Exercise prompt ▸ Among the records, find the lines that hold the string "Contaminants" and return them.

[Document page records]
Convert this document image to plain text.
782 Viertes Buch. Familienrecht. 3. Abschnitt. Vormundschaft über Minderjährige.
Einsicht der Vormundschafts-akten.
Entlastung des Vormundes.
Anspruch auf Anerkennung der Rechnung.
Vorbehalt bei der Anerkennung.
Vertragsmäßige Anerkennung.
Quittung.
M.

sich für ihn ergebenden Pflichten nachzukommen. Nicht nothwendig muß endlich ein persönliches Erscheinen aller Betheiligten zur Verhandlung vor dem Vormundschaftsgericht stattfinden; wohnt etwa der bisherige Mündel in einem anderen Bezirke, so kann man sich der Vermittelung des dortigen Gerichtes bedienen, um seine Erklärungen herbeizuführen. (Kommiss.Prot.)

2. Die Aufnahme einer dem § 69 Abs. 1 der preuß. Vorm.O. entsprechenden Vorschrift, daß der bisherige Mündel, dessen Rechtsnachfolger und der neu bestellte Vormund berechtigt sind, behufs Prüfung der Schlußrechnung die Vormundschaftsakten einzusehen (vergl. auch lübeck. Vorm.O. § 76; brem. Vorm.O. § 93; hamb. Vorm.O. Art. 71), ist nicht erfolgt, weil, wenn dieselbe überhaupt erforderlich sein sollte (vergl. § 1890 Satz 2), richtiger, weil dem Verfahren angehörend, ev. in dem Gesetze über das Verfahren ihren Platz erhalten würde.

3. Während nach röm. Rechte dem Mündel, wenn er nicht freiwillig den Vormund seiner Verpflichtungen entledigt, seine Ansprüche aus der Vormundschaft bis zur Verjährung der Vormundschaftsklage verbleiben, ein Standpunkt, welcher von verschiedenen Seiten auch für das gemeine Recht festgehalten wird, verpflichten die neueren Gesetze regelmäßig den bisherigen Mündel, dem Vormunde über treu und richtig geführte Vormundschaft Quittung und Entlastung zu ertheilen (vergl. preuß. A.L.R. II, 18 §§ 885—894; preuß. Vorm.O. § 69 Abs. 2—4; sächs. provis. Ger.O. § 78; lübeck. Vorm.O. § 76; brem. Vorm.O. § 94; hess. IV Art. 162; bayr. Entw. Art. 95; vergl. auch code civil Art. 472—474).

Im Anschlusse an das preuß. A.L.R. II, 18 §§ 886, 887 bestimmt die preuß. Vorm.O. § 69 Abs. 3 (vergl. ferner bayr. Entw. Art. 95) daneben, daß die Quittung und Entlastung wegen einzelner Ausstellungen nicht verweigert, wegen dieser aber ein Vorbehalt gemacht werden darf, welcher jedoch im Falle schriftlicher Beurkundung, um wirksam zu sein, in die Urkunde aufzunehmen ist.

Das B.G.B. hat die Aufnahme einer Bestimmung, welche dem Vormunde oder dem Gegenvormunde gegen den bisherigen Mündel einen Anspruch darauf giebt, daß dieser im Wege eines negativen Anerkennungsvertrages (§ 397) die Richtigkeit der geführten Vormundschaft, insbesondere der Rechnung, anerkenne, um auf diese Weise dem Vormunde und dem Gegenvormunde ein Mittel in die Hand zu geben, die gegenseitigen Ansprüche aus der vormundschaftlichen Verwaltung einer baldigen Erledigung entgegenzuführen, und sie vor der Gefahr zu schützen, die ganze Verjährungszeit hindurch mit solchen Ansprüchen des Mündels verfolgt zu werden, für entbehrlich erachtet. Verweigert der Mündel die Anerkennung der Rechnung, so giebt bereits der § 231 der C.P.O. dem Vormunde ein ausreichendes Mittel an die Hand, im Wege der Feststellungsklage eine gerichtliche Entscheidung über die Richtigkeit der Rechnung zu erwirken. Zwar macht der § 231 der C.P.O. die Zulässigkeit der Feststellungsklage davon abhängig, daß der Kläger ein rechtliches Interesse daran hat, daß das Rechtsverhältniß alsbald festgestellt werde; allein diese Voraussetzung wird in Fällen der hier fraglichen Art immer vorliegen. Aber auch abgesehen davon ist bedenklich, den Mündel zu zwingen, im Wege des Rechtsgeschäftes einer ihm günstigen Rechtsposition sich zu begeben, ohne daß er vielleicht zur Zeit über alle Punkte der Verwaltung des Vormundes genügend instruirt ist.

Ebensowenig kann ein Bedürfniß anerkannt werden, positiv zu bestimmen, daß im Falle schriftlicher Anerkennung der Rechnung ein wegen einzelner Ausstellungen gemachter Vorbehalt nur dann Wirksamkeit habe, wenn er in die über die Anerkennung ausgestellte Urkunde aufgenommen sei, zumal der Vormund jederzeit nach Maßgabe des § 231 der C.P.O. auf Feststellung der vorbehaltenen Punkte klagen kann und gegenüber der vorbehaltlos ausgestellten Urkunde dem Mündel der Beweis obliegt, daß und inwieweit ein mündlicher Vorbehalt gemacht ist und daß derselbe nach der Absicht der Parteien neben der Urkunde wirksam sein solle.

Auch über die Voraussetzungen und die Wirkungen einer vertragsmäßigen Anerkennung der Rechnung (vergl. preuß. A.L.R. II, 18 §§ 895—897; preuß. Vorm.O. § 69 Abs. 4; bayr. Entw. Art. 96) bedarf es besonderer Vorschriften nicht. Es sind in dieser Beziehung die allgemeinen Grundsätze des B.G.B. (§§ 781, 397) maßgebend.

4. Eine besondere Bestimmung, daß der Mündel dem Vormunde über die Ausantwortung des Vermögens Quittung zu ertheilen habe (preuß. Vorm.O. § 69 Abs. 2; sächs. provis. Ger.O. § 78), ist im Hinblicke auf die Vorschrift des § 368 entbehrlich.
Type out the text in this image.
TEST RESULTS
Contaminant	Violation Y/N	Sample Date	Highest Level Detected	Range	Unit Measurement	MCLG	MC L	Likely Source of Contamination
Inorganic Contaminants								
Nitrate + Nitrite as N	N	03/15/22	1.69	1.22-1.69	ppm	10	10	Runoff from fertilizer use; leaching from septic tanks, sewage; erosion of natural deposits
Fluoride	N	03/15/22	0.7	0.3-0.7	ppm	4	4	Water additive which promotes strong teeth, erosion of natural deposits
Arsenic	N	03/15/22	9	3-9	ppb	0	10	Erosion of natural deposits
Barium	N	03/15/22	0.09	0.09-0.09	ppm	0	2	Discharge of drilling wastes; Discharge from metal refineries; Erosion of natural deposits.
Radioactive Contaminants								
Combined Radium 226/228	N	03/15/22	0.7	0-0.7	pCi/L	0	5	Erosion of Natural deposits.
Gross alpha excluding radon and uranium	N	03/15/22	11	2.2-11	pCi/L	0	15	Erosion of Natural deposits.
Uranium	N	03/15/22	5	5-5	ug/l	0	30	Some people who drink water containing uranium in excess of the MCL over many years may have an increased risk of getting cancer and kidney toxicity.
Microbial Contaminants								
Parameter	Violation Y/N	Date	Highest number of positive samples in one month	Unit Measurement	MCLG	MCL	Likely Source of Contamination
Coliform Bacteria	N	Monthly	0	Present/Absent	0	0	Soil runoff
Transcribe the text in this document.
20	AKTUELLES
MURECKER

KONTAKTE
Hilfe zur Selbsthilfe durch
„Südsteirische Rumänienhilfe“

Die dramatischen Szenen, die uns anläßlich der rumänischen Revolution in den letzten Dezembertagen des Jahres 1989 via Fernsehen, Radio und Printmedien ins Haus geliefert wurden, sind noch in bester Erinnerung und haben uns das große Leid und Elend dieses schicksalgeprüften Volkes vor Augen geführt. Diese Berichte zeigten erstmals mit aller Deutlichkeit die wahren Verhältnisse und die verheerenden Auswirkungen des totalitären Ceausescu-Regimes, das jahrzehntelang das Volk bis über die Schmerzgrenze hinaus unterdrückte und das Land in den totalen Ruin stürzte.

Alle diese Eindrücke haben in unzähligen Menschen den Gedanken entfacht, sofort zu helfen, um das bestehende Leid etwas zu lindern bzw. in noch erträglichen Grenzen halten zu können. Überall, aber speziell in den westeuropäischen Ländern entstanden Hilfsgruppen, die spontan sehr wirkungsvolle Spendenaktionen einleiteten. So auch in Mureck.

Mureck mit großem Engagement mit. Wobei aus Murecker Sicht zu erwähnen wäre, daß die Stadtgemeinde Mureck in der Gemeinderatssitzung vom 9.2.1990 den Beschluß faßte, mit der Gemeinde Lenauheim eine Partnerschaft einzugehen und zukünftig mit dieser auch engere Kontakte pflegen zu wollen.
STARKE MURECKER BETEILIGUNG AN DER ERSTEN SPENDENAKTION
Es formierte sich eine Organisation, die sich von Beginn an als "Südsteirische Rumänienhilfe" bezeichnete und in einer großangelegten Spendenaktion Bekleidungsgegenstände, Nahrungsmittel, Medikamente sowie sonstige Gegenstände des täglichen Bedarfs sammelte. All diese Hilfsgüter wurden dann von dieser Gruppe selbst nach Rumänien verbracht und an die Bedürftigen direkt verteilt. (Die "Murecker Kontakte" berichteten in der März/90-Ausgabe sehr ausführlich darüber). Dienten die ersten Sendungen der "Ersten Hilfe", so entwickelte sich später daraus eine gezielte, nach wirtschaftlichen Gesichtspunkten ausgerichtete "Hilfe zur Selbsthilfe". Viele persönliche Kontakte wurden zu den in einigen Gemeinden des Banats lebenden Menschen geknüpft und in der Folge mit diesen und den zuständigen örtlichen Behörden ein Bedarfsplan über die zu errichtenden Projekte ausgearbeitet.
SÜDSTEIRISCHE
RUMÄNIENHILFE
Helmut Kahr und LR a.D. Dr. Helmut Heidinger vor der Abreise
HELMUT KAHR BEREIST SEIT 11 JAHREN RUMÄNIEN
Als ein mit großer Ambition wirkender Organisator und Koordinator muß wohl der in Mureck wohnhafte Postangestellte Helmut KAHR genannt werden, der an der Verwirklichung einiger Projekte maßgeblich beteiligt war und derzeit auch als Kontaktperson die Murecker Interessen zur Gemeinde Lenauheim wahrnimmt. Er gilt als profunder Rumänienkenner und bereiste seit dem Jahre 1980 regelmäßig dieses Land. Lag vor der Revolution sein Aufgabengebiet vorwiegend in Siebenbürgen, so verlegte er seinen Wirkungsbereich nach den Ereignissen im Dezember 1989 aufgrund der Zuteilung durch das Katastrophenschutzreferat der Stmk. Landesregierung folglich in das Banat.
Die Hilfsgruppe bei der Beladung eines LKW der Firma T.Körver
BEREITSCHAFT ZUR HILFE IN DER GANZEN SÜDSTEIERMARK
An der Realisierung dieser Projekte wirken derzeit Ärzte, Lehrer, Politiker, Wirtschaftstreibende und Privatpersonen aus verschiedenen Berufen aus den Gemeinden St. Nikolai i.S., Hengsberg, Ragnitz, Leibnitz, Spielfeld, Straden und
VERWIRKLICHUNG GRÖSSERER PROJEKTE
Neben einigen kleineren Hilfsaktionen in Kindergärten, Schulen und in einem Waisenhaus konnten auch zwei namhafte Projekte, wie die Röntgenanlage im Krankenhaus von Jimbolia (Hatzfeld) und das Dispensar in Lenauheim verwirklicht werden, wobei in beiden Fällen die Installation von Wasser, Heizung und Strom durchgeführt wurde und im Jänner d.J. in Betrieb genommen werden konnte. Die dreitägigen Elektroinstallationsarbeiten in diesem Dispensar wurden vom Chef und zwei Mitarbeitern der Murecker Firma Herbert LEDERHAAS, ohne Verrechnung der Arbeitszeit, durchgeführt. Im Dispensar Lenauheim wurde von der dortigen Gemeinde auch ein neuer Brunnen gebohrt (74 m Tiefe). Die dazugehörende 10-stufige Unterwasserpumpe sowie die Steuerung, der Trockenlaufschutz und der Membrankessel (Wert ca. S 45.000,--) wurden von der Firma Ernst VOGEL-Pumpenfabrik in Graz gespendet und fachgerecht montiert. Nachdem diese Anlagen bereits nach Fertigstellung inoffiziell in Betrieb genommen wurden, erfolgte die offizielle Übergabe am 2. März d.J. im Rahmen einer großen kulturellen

Written answer ▸
Inorganic Contaminants								
Radioactive Contaminants								
Microbial Contaminants								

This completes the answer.